Problem requirements → Pictures don't belong in the copy; print all the records exactly.

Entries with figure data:
===

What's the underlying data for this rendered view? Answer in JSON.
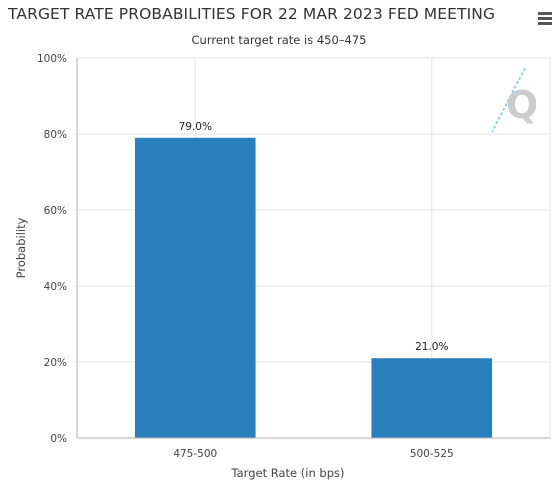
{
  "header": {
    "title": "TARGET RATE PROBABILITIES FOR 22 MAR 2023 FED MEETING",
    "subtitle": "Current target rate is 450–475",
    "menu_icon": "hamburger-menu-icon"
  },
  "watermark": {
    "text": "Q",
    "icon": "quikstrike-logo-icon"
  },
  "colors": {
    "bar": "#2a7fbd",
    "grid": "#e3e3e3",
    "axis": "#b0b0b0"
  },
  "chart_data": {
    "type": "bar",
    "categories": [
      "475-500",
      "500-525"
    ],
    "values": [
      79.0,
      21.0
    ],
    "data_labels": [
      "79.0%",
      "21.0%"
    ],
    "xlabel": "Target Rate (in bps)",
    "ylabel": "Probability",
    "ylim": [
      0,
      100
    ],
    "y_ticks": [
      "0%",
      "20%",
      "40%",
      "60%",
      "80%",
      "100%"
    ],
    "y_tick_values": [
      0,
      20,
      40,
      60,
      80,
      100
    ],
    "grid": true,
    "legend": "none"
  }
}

===

Completed task →
What's the underlying data for this rendered view? Answer in JSON.
{
  "header": {
    "title": "TARGET RATE PROBABILITIES FOR 22 MAR 2023 FED MEETING",
    "subtitle": "Current target rate is 450–475",
    "menu_icon": "hamburger-menu-icon"
  },
  "watermark": {
    "text": "Q",
    "icon": "quikstrike-logo-icon"
  },
  "colors": {
    "bar": "#2a7fbd",
    "grid": "#e3e3e3",
    "axis": "#b0b0b0"
  },
  "chart_data": {
    "type": "bar",
    "categories": [
      "475-500",
      "500-525"
    ],
    "values": [
      79.0,
      21.0
    ],
    "data_labels": [
      "79.0%",
      "21.0%"
    ],
    "xlabel": "Target Rate (in bps)",
    "ylabel": "Probability",
    "ylim": [
      0,
      100
    ],
    "y_ticks": [
      "0%",
      "20%",
      "40%",
      "60%",
      "80%",
      "100%"
    ],
    "y_tick_values": [
      0,
      20,
      40,
      60,
      80,
      100
    ],
    "grid": true,
    "legend": "none"
  }
}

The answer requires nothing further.